### [WHAT IS EXPECTED]
Write out all of the data without omission, exactly as shown.

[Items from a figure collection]
begin
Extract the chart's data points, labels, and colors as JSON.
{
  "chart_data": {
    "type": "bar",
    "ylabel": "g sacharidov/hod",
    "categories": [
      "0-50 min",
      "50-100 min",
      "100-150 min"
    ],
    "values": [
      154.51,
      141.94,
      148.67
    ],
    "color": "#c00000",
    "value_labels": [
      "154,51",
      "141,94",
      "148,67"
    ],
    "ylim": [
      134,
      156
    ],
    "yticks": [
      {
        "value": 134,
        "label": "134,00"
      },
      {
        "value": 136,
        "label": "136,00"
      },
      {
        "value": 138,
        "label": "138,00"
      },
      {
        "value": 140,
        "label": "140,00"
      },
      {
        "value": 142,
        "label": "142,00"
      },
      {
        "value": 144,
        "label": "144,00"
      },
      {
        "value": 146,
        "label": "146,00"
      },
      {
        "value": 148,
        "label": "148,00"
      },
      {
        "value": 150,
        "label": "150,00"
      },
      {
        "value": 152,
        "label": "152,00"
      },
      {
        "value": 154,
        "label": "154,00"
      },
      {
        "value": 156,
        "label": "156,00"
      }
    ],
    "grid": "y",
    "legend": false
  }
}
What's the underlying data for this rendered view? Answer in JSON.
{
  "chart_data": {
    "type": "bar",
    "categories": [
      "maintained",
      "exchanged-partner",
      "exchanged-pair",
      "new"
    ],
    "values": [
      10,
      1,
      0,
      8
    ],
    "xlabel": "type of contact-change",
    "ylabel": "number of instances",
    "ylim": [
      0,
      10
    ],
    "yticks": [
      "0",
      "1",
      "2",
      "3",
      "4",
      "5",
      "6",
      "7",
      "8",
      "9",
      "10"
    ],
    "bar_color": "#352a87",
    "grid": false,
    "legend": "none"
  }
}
end
### [WORKED ANSWER]
Extract the chart's data points, labels, and colors as JSON.
{
  "chart_data": {
    "type": "bar",
    "ylabel": "g sacharidov/hod",
    "categories": [
      "0-50 min",
      "50-100 min",
      "100-150 min"
    ],
    "values": [
      154.51,
      141.94,
      148.67
    ],
    "color": "#c00000",
    "value_labels": [
      "154,51",
      "141,94",
      "148,67"
    ],
    "ylim": [
      134,
      156
    ],
    "yticks": [
      {
        "value": 134,
        "label": "134,00"
      },
      {
        "value": 136,
        "label": "136,00"
      },
      {
        "value": 138,
        "label": "138,00"
      },
      {
        "value": 140,
        "label": "140,00"
      },
      {
        "value": 142,
        "label": "142,00"
      },
      {
        "value": 144,
        "label": "144,00"
      },
      {
        "value": 146,
        "label": "146,00"
      },
      {
        "value": 148,
        "label": "148,00"
      },
      {
        "value": 150,
        "label": "150,00"
      },
      {
        "value": 152,
        "label": "152,00"
      },
      {
        "value": 154,
        "label": "154,00"
      },
      {
        "value": 156,
        "label": "156,00"
      }
    ],
    "grid": "y",
    "legend": false
  }
}
What's the underlying data for this rendered view? Answer in JSON.
{
  "chart_data": {
    "type": "bar",
    "categories": [
      "maintained",
      "exchanged-partner",
      "exchanged-pair",
      "new"
    ],
    "values": [
      10,
      1,
      0,
      8
    ],
    "xlabel": "type of contact-change",
    "ylabel": "number of instances",
    "ylim": [
      0,
      10
    ],
    "yticks": [
      "0",
      "1",
      "2",
      "3",
      "4",
      "5",
      "6",
      "7",
      "8",
      "9",
      "10"
    ],
    "bar_color": "#352a87",
    "grid": false,
    "legend": "none"
  }
}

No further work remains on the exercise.